- [REQUIRED WORK]: Exclude the pictures; give every entry again exactly as written.

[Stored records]
+===+

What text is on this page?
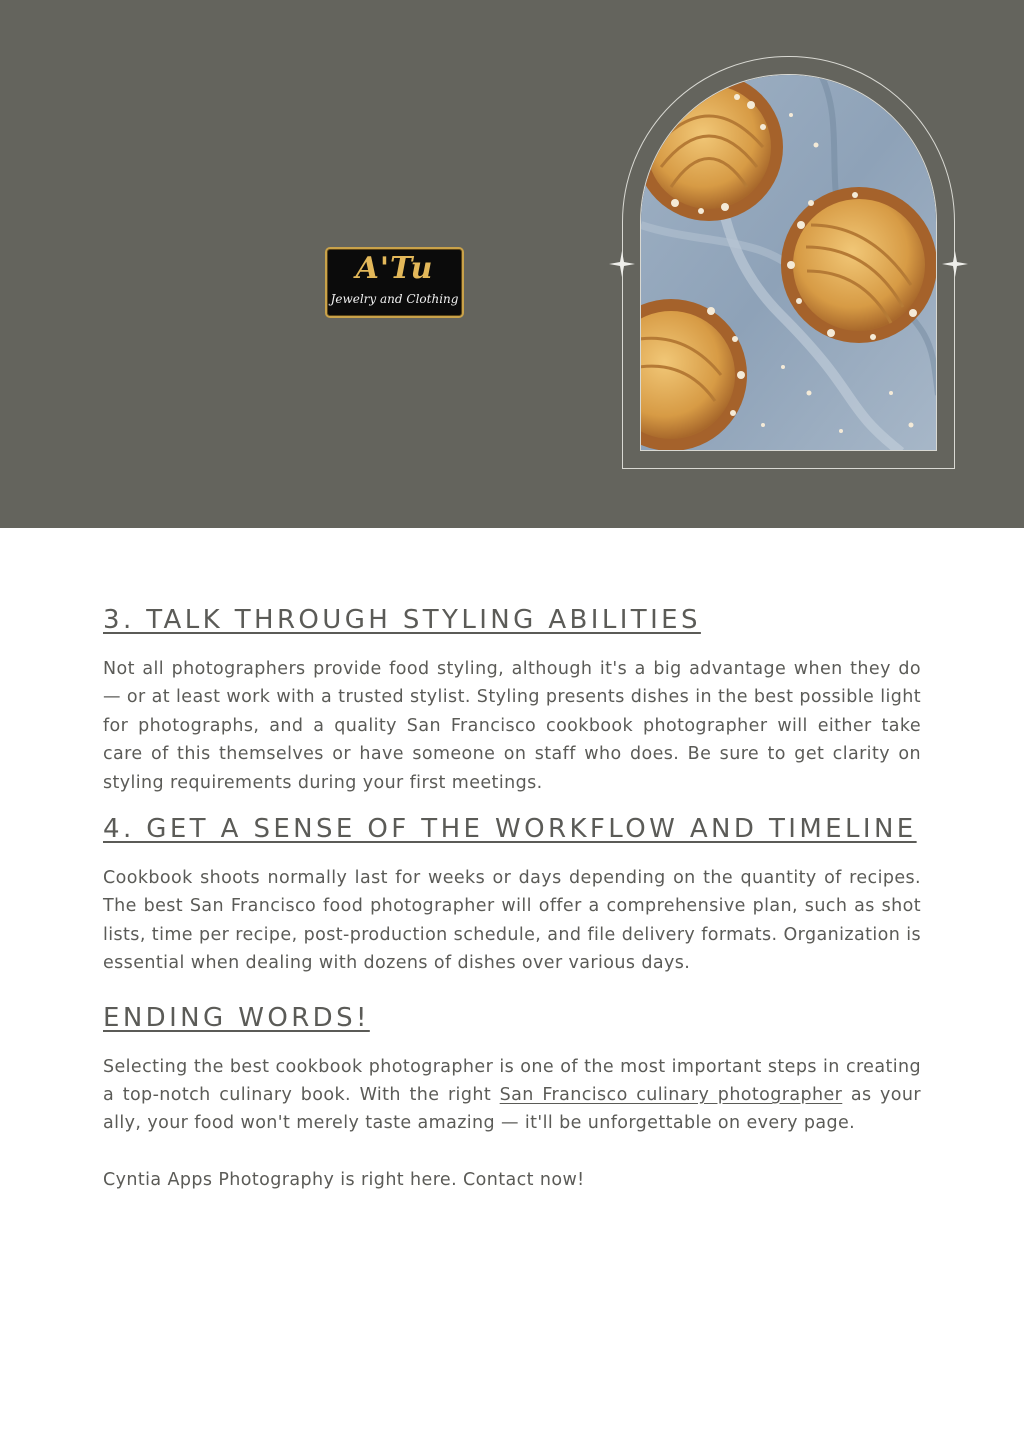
A'Tu
Jewelry and Clothing
3. TALK THROUGH STYLING ABILITIES

Not all photographers provide food styling, although it's a big advantage when they do — or at least work with a trusted stylist. Styling presents dishes in the best possible light for photographs, and a quality San Francisco cookbook photographer will either take care of this themselves or have someone on staff who does. Be sure to get clarity on styling requirements during your first meetings.

4. GET A SENSE OF THE WORKFLOW AND TIMELINE

Cookbook shoots normally last for weeks or days depending on the quantity of recipes. The best San Francisco food photographer will offer a comprehensive plan, such as shot lists, time per recipe, post-production schedule, and file delivery formats. Organization is essential when dealing with dozens of dishes over various days.

ENDING WORDS!

Selecting the best cookbook photographer is one of the most important steps in creating a top-notch culinary book. With the right San Francisco culinary photographer as your ally, your food won't merely taste amazing — it'll be unforgettable on every page.

Cyntia Apps Photography is right here. Contact now!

+===+

- [COMPLETE ANSWER]:
What text is on this page?
A'Tu
Jewelry and Clothing
3. TALK THROUGH STYLING ABILITIES

Not all photographers provide food styling, although it's a big advantage when they do — or at least work with a trusted stylist. Styling presents dishes in the best possible light for photographs, and a quality San Francisco cookbook photographer will either take care of this themselves or have someone on staff who does. Be sure to get clarity on styling requirements during your first meetings.

4. GET A SENSE OF THE WORKFLOW AND TIMELINE

Cookbook shoots normally last for weeks or days depending on the quantity of recipes. The best San Francisco food photographer will offer a comprehensive plan, such as shot lists, time per recipe, post-production schedule, and file delivery formats. Organization is essential when dealing with dozens of dishes over various days.

ENDING WORDS!

Selecting the best cookbook photographer is one of the most important steps in creating a top-notch culinary book. With the right San Francisco culinary photographer as your ally, your food won't merely taste amazing — it'll be unforgettable on every page.

Cyntia Apps Photography is right here. Contact now!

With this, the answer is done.